#### Requirement:
Every entry must be echoed exactly.

#### Data:
________________

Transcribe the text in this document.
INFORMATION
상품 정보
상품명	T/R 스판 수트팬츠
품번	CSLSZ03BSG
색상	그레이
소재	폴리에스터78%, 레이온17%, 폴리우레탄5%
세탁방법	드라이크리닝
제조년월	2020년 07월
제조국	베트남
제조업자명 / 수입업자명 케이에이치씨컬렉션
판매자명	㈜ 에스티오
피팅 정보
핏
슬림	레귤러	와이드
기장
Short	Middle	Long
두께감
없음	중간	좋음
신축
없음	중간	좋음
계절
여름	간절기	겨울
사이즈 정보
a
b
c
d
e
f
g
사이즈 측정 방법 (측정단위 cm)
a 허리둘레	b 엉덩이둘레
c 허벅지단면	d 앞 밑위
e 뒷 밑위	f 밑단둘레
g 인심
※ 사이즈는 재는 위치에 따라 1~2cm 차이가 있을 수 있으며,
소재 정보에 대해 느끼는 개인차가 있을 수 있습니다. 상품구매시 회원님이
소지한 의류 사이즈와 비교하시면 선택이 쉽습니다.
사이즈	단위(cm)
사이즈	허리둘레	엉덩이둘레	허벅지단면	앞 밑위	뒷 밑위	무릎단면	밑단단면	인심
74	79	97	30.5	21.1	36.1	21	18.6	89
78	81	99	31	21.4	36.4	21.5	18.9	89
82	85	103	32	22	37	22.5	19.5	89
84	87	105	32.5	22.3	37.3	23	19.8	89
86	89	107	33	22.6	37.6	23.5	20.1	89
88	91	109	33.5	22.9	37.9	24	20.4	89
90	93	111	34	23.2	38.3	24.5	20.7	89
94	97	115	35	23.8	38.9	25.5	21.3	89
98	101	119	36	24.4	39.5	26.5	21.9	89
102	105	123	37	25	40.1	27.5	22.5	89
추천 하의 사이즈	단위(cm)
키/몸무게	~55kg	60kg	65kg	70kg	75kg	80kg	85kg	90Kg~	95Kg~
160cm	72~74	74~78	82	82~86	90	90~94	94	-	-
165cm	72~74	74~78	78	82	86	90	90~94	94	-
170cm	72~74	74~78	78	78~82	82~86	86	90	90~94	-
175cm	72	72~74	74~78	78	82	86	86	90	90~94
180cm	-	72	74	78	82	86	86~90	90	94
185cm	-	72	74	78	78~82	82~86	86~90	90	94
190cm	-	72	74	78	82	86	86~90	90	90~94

________________

#### Result of this exercise:
Transcribe the text in this document.
INFORMATION
상품 정보
상품명	T/R 스판 수트팬츠
품번	CSLSZ03BSG
색상	그레이
소재	폴리에스터78%, 레이온17%, 폴리우레탄5%
세탁방법	드라이크리닝
제조년월	2020년 07월
제조국	베트남
제조업자명 / 수입업자명 케이에이치씨컬렉션
판매자명	㈜ 에스티오
피팅 정보
핏
슬림	레귤러	와이드
기장
Short	Middle	Long
두께감
없음	중간	좋음
신축
없음	중간	좋음
계절
여름	간절기	겨울
사이즈 정보
a
b
c
d
e
f
g
사이즈 측정 방법 (측정단위 cm)
a 허리둘레	b 엉덩이둘레
c 허벅지단면	d 앞 밑위
e 뒷 밑위	f 밑단둘레
g 인심
※ 사이즈는 재는 위치에 따라 1~2cm 차이가 있을 수 있으며,
소재 정보에 대해 느끼는 개인차가 있을 수 있습니다. 상품구매시 회원님이
소지한 의류 사이즈와 비교하시면 선택이 쉽습니다.
사이즈	단위(cm)
사이즈	허리둘레	엉덩이둘레	허벅지단면	앞 밑위	뒷 밑위	무릎단면	밑단단면	인심
74	79	97	30.5	21.1	36.1	21	18.6	89
78	81	99	31	21.4	36.4	21.5	18.9	89
82	85	103	32	22	37	22.5	19.5	89
84	87	105	32.5	22.3	37.3	23	19.8	89
86	89	107	33	22.6	37.6	23.5	20.1	89
88	91	109	33.5	22.9	37.9	24	20.4	89
90	93	111	34	23.2	38.3	24.5	20.7	89
94	97	115	35	23.8	38.9	25.5	21.3	89
98	101	119	36	24.4	39.5	26.5	21.9	89
102	105	123	37	25	40.1	27.5	22.5	89
추천 하의 사이즈	단위(cm)
키/몸무게	~55kg	60kg	65kg	70kg	75kg	80kg	85kg	90Kg~	95Kg~
160cm	72~74	74~78	82	82~86	90	90~94	94	-	-
165cm	72~74	74~78	78	82	86	90	90~94	94	-
170cm	72~74	74~78	78	78~82	82~86	86	90	90~94	-
175cm	72	72~74	74~78	78	82	86	86	90	90~94
180cm	-	72	74	78	82	86	86~90	90	94
185cm	-	72	74	78	78~82	82~86	86~90	90	94
190cm	-	72	74	78	82	86	86~90	90	90~94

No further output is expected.